** PROBLEM DETAILS **
Your task is to copy every record exactly.

>> BEGIN

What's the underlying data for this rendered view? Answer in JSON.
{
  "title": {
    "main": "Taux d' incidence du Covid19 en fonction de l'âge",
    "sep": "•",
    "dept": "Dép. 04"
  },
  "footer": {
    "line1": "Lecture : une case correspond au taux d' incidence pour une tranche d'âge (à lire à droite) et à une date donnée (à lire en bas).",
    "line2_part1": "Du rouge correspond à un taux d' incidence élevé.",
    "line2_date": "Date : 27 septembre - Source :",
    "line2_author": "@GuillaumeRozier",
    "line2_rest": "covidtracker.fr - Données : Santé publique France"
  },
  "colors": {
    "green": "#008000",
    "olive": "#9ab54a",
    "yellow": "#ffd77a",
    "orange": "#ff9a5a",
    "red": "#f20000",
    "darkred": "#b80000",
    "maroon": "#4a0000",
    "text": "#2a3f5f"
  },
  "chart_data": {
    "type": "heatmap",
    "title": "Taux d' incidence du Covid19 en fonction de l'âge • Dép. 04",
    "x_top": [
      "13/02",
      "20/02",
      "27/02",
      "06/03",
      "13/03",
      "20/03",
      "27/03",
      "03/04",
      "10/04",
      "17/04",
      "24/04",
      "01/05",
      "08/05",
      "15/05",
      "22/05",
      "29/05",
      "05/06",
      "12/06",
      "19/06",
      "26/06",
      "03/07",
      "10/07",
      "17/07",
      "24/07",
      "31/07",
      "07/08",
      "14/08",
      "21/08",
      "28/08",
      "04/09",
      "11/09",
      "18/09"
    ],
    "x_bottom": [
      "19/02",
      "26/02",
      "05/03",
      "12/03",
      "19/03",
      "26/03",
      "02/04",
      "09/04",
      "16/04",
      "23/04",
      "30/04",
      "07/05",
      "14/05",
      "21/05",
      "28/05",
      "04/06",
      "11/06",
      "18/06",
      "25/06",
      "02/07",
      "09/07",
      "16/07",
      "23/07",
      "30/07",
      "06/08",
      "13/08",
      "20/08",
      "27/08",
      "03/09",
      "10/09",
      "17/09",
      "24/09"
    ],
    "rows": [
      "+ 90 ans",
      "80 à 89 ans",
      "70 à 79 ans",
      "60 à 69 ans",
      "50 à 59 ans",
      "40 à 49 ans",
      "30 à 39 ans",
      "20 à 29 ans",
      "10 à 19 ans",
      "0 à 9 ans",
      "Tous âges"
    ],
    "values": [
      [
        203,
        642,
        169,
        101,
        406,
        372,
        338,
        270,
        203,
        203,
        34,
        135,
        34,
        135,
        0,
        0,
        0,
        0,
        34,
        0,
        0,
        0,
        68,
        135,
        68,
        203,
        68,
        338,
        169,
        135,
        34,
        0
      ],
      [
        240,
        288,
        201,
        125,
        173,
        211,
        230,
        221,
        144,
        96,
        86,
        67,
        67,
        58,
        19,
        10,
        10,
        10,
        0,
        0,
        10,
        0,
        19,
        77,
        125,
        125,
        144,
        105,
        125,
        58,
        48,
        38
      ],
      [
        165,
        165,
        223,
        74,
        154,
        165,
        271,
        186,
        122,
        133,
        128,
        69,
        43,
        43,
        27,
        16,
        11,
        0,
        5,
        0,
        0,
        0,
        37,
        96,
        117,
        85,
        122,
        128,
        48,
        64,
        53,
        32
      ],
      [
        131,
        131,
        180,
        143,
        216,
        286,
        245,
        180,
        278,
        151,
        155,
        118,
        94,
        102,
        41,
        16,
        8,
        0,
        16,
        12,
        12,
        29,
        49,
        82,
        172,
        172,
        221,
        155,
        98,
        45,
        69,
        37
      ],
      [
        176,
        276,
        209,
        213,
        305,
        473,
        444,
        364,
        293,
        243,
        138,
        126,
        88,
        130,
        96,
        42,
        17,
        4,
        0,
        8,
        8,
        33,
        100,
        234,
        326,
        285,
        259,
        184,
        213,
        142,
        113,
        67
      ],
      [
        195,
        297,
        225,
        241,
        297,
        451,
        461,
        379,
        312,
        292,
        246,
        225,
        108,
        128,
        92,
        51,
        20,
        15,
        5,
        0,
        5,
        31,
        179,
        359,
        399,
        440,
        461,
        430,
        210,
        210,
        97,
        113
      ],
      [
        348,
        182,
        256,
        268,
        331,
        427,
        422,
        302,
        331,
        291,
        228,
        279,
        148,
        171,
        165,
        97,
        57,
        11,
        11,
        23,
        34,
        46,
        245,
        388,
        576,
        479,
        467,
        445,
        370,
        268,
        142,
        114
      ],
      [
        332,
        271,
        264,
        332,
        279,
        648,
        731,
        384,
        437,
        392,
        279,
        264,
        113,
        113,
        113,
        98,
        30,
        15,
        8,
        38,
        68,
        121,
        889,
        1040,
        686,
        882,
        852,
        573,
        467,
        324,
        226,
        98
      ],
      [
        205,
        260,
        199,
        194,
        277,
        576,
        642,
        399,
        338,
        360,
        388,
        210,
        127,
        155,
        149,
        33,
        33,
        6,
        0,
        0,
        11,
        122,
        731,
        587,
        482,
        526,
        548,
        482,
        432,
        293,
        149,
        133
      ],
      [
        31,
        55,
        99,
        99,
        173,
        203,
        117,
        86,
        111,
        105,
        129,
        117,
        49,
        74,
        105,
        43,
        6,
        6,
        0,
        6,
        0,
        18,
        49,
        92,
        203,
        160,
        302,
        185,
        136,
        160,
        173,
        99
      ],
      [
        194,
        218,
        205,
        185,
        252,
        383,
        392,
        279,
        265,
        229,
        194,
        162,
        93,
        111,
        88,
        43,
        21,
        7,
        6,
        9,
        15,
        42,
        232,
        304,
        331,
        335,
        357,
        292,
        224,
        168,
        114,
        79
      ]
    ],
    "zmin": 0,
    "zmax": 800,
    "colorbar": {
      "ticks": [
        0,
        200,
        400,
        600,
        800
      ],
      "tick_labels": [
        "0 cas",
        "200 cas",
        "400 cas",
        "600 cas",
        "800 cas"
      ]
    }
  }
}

>> END

** ANSWER BELOW **
What's the underlying data for this rendered view? Answer in JSON.
{
  "title": {
    "main": "Taux d' incidence du Covid19 en fonction de l'âge",
    "sep": "•",
    "dept": "Dép. 04"
  },
  "footer": {
    "line1": "Lecture : une case correspond au taux d' incidence pour une tranche d'âge (à lire à droite) et à une date donnée (à lire en bas).",
    "line2_part1": "Du rouge correspond à un taux d' incidence élevé.",
    "line2_date": "Date : 27 septembre - Source :",
    "line2_author": "@GuillaumeRozier",
    "line2_rest": "covidtracker.fr - Données : Santé publique France"
  },
  "colors": {
    "green": "#008000",
    "olive": "#9ab54a",
    "yellow": "#ffd77a",
    "orange": "#ff9a5a",
    "red": "#f20000",
    "darkred": "#b80000",
    "maroon": "#4a0000",
    "text": "#2a3f5f"
  },
  "chart_data": {
    "type": "heatmap",
    "title": "Taux d' incidence du Covid19 en fonction de l'âge • Dép. 04",
    "x_top": [
      "13/02",
      "20/02",
      "27/02",
      "06/03",
      "13/03",
      "20/03",
      "27/03",
      "03/04",
      "10/04",
      "17/04",
      "24/04",
      "01/05",
      "08/05",
      "15/05",
      "22/05",
      "29/05",
      "05/06",
      "12/06",
      "19/06",
      "26/06",
      "03/07",
      "10/07",
      "17/07",
      "24/07",
      "31/07",
      "07/08",
      "14/08",
      "21/08",
      "28/08",
      "04/09",
      "11/09",
      "18/09"
    ],
    "x_bottom": [
      "19/02",
      "26/02",
      "05/03",
      "12/03",
      "19/03",
      "26/03",
      "02/04",
      "09/04",
      "16/04",
      "23/04",
      "30/04",
      "07/05",
      "14/05",
      "21/05",
      "28/05",
      "04/06",
      "11/06",
      "18/06",
      "25/06",
      "02/07",
      "09/07",
      "16/07",
      "23/07",
      "30/07",
      "06/08",
      "13/08",
      "20/08",
      "27/08",
      "03/09",
      "10/09",
      "17/09",
      "24/09"
    ],
    "rows": [
      "+ 90 ans",
      "80 à 89 ans",
      "70 à 79 ans",
      "60 à 69 ans",
      "50 à 59 ans",
      "40 à 49 ans",
      "30 à 39 ans",
      "20 à 29 ans",
      "10 à 19 ans",
      "0 à 9 ans",
      "Tous âges"
    ],
    "values": [
      [
        203,
        642,
        169,
        101,
        406,
        372,
        338,
        270,
        203,
        203,
        34,
        135,
        34,
        135,
        0,
        0,
        0,
        0,
        34,
        0,
        0,
        0,
        68,
        135,
        68,
        203,
        68,
        338,
        169,
        135,
        34,
        0
      ],
      [
        240,
        288,
        201,
        125,
        173,
        211,
        230,
        221,
        144,
        96,
        86,
        67,
        67,
        58,
        19,
        10,
        10,
        10,
        0,
        0,
        10,
        0,
        19,
        77,
        125,
        125,
        144,
        105,
        125,
        58,
        48,
        38
      ],
      [
        165,
        165,
        223,
        74,
        154,
        165,
        271,
        186,
        122,
        133,
        128,
        69,
        43,
        43,
        27,
        16,
        11,
        0,
        5,
        0,
        0,
        0,
        37,
        96,
        117,
        85,
        122,
        128,
        48,
        64,
        53,
        32
      ],
      [
        131,
        131,
        180,
        143,
        216,
        286,
        245,
        180,
        278,
        151,
        155,
        118,
        94,
        102,
        41,
        16,
        8,
        0,
        16,
        12,
        12,
        29,
        49,
        82,
        172,
        172,
        221,
        155,
        98,
        45,
        69,
        37
      ],
      [
        176,
        276,
        209,
        213,
        305,
        473,
        444,
        364,
        293,
        243,
        138,
        126,
        88,
        130,
        96,
        42,
        17,
        4,
        0,
        8,
        8,
        33,
        100,
        234,
        326,
        285,
        259,
        184,
        213,
        142,
        113,
        67
      ],
      [
        195,
        297,
        225,
        241,
        297,
        451,
        461,
        379,
        312,
        292,
        246,
        225,
        108,
        128,
        92,
        51,
        20,
        15,
        5,
        0,
        5,
        31,
        179,
        359,
        399,
        440,
        461,
        430,
        210,
        210,
        97,
        113
      ],
      [
        348,
        182,
        256,
        268,
        331,
        427,
        422,
        302,
        331,
        291,
        228,
        279,
        148,
        171,
        165,
        97,
        57,
        11,
        11,
        23,
        34,
        46,
        245,
        388,
        576,
        479,
        467,
        445,
        370,
        268,
        142,
        114
      ],
      [
        332,
        271,
        264,
        332,
        279,
        648,
        731,
        384,
        437,
        392,
        279,
        264,
        113,
        113,
        113,
        98,
        30,
        15,
        8,
        38,
        68,
        121,
        889,
        1040,
        686,
        882,
        852,
        573,
        467,
        324,
        226,
        98
      ],
      [
        205,
        260,
        199,
        194,
        277,
        576,
        642,
        399,
        338,
        360,
        388,
        210,
        127,
        155,
        149,
        33,
        33,
        6,
        0,
        0,
        11,
        122,
        731,
        587,
        482,
        526,
        548,
        482,
        432,
        293,
        149,
        133
      ],
      [
        31,
        55,
        99,
        99,
        173,
        203,
        117,
        86,
        111,
        105,
        129,
        117,
        49,
        74,
        105,
        43,
        6,
        6,
        0,
        6,
        0,
        18,
        49,
        92,
        203,
        160,
        302,
        185,
        136,
        160,
        173,
        99
      ],
      [
        194,
        218,
        205,
        185,
        252,
        383,
        392,
        279,
        265,
        229,
        194,
        162,
        93,
        111,
        88,
        43,
        21,
        7,
        6,
        9,
        15,
        42,
        232,
        304,
        331,
        335,
        357,
        292,
        224,
        168,
        114,
        79
      ]
    ],
    "zmin": 0,
    "zmax": 800,
    "colorbar": {
      "ticks": [
        0,
        200,
        400,
        600,
        800
      ],
      "tick_labels": [
        "0 cas",
        "200 cas",
        "400 cas",
        "600 cas",
        "800 cas"
      ]
    }
  }
}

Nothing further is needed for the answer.